**SUPPLIED DATA:**
[start]

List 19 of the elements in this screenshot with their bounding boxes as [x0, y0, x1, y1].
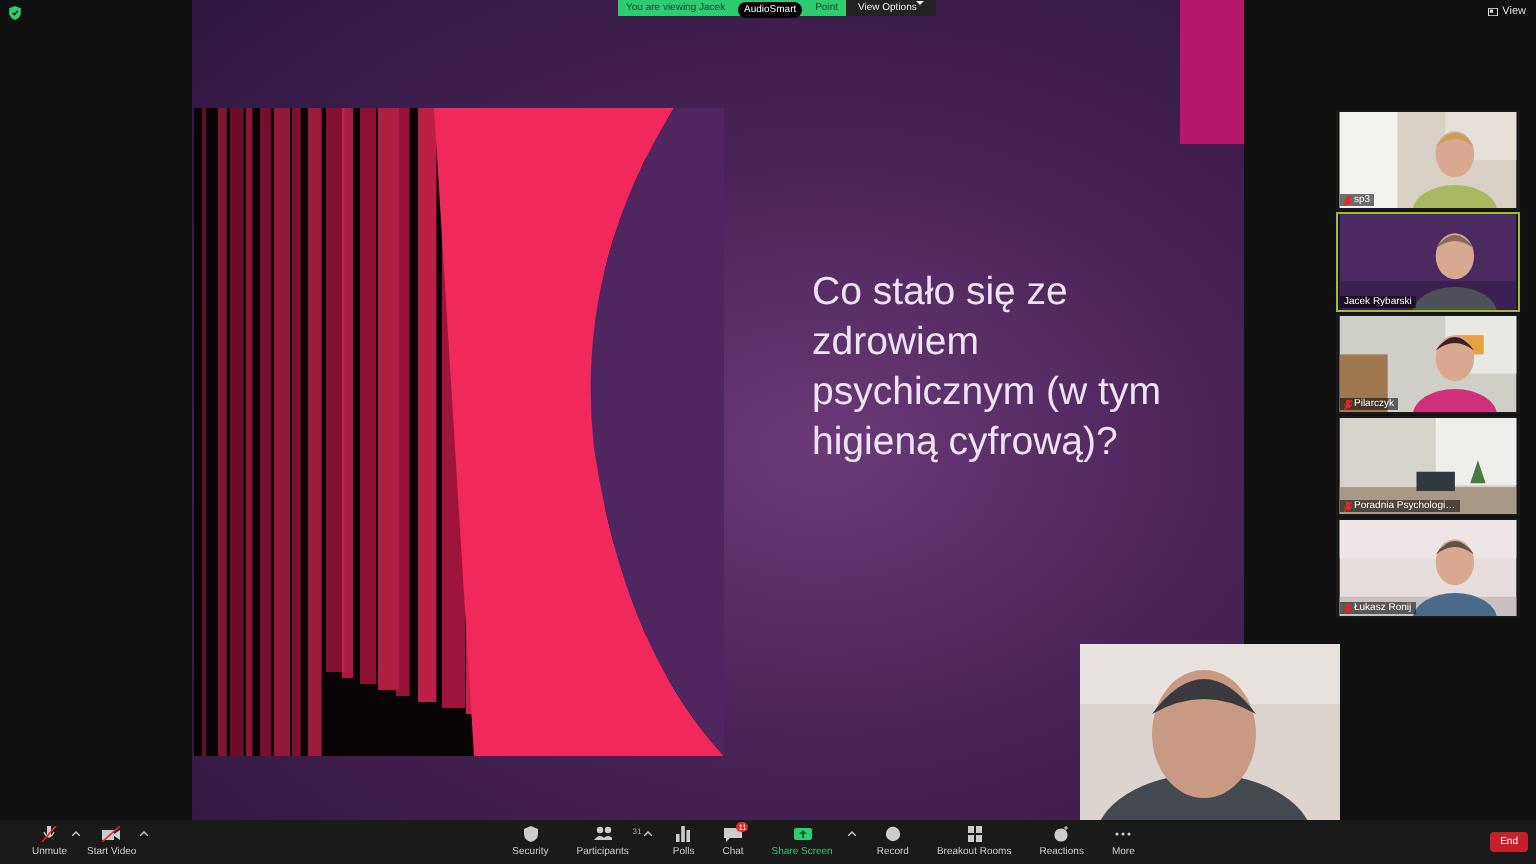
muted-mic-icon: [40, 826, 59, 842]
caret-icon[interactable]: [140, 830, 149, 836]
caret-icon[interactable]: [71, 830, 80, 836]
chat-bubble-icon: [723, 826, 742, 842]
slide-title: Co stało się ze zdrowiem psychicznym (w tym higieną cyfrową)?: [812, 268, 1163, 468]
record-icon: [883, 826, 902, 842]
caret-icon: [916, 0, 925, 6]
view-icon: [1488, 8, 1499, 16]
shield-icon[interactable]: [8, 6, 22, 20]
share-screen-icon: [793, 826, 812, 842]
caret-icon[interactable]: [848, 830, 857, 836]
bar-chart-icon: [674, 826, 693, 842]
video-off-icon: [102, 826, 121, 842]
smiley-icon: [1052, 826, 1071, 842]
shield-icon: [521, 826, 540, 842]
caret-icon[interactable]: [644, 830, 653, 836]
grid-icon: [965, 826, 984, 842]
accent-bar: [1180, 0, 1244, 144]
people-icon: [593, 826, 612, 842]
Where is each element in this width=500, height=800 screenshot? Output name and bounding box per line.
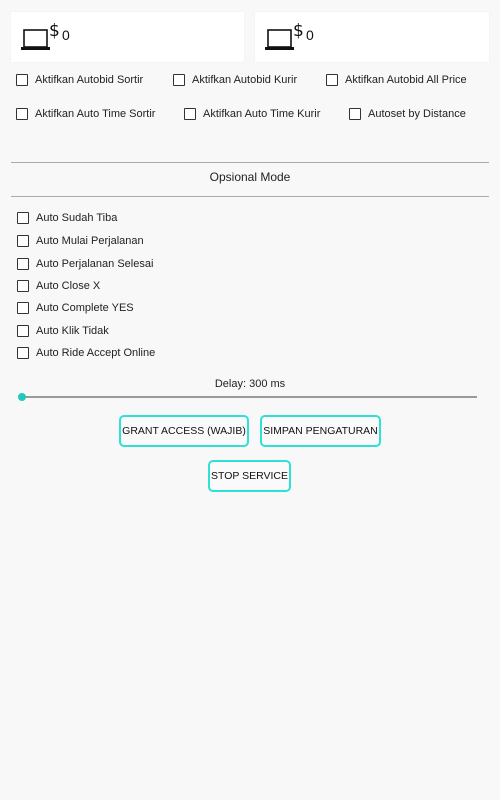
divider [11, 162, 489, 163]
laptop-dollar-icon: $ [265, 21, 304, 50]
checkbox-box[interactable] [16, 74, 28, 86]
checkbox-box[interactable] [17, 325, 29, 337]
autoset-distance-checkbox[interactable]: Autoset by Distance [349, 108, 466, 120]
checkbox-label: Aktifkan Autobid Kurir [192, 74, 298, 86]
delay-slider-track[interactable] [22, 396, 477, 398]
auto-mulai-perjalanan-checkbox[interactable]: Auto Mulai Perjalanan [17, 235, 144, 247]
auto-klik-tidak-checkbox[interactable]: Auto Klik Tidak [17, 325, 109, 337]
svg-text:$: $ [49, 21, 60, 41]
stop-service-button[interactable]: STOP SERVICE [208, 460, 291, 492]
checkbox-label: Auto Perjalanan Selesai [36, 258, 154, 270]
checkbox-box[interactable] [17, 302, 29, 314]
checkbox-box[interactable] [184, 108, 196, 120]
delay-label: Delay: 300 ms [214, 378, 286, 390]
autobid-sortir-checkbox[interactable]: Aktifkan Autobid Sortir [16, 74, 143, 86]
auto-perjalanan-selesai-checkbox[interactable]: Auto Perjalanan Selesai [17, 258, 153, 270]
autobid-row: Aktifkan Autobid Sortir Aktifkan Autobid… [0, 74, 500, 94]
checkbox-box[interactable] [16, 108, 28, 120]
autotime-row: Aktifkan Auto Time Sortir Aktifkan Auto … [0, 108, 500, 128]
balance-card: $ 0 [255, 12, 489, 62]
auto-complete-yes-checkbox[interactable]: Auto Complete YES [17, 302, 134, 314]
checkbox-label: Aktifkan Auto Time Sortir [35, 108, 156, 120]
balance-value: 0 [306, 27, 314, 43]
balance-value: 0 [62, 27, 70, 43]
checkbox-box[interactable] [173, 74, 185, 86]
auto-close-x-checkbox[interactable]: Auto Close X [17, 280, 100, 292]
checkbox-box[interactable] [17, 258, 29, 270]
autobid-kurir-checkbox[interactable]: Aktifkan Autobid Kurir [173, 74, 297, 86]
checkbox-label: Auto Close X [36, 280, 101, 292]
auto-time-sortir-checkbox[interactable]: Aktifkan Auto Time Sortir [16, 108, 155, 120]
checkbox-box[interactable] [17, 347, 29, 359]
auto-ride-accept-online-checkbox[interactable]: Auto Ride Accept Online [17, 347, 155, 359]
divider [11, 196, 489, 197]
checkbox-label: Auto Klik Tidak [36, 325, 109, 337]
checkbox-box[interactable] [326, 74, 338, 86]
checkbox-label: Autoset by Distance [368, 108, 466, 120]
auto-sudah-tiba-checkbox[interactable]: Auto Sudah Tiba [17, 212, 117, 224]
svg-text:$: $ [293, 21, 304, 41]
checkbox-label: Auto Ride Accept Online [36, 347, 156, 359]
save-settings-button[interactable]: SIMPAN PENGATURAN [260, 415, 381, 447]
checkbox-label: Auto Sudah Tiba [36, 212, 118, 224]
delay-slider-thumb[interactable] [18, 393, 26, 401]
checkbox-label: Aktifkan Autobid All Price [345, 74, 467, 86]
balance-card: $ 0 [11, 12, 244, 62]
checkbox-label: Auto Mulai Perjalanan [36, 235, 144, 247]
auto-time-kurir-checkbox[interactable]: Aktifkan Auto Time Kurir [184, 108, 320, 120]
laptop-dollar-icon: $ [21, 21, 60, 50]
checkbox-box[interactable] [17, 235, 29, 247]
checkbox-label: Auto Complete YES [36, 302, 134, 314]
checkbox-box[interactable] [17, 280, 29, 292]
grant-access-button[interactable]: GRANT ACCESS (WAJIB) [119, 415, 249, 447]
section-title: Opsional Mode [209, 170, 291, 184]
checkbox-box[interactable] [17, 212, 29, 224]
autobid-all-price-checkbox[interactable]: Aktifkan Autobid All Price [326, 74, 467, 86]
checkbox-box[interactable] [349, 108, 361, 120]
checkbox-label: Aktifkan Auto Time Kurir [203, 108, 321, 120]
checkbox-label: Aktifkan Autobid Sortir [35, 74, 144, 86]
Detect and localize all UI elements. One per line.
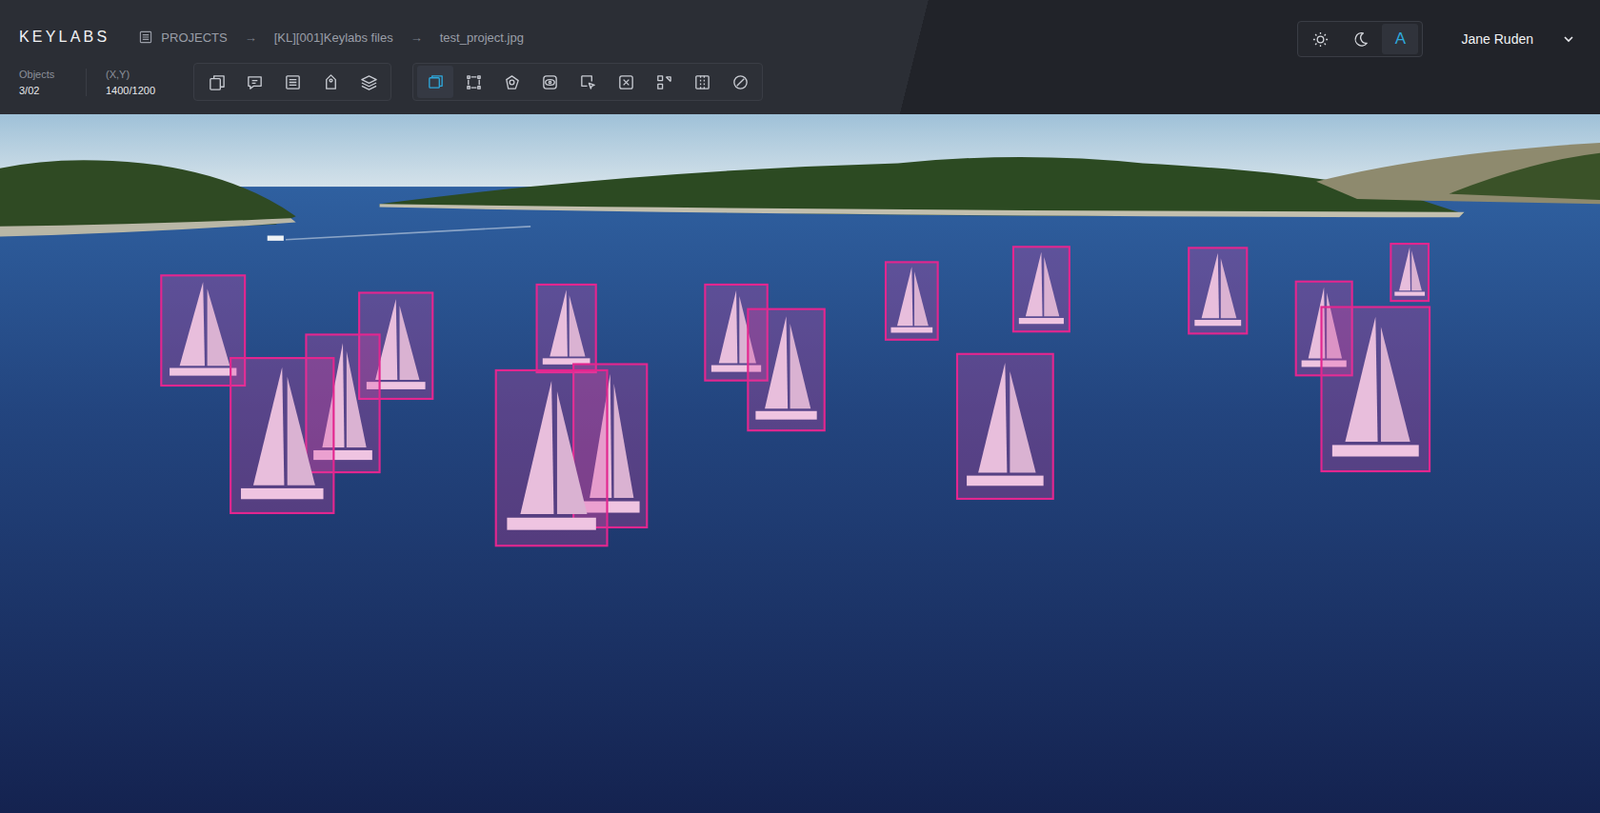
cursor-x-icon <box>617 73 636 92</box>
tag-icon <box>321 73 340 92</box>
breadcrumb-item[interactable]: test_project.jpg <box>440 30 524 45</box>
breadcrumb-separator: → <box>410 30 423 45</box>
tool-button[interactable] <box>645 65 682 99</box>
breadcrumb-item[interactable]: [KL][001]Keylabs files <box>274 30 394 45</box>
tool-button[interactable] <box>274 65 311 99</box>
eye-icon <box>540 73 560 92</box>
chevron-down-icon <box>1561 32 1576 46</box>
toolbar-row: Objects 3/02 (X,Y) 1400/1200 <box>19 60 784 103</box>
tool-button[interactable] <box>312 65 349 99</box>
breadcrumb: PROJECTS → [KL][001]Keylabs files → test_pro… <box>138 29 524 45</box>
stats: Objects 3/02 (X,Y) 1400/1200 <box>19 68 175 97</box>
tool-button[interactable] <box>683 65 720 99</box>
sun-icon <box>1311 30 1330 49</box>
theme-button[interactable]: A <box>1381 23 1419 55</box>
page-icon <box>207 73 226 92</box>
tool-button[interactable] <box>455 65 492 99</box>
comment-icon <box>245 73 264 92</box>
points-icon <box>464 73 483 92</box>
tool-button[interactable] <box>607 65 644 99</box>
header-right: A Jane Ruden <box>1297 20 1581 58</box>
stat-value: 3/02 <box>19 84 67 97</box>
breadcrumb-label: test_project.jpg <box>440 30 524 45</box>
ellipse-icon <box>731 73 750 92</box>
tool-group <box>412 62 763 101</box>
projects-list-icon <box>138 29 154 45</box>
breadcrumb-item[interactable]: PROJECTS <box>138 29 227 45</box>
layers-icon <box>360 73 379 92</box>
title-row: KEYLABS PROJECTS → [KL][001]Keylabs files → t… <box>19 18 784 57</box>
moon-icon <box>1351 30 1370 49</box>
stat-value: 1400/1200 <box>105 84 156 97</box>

[end]

**REQUIRED TASK:** How many lines in the items above contain the string "value"? Give only the number.

**THE RESULT:** 4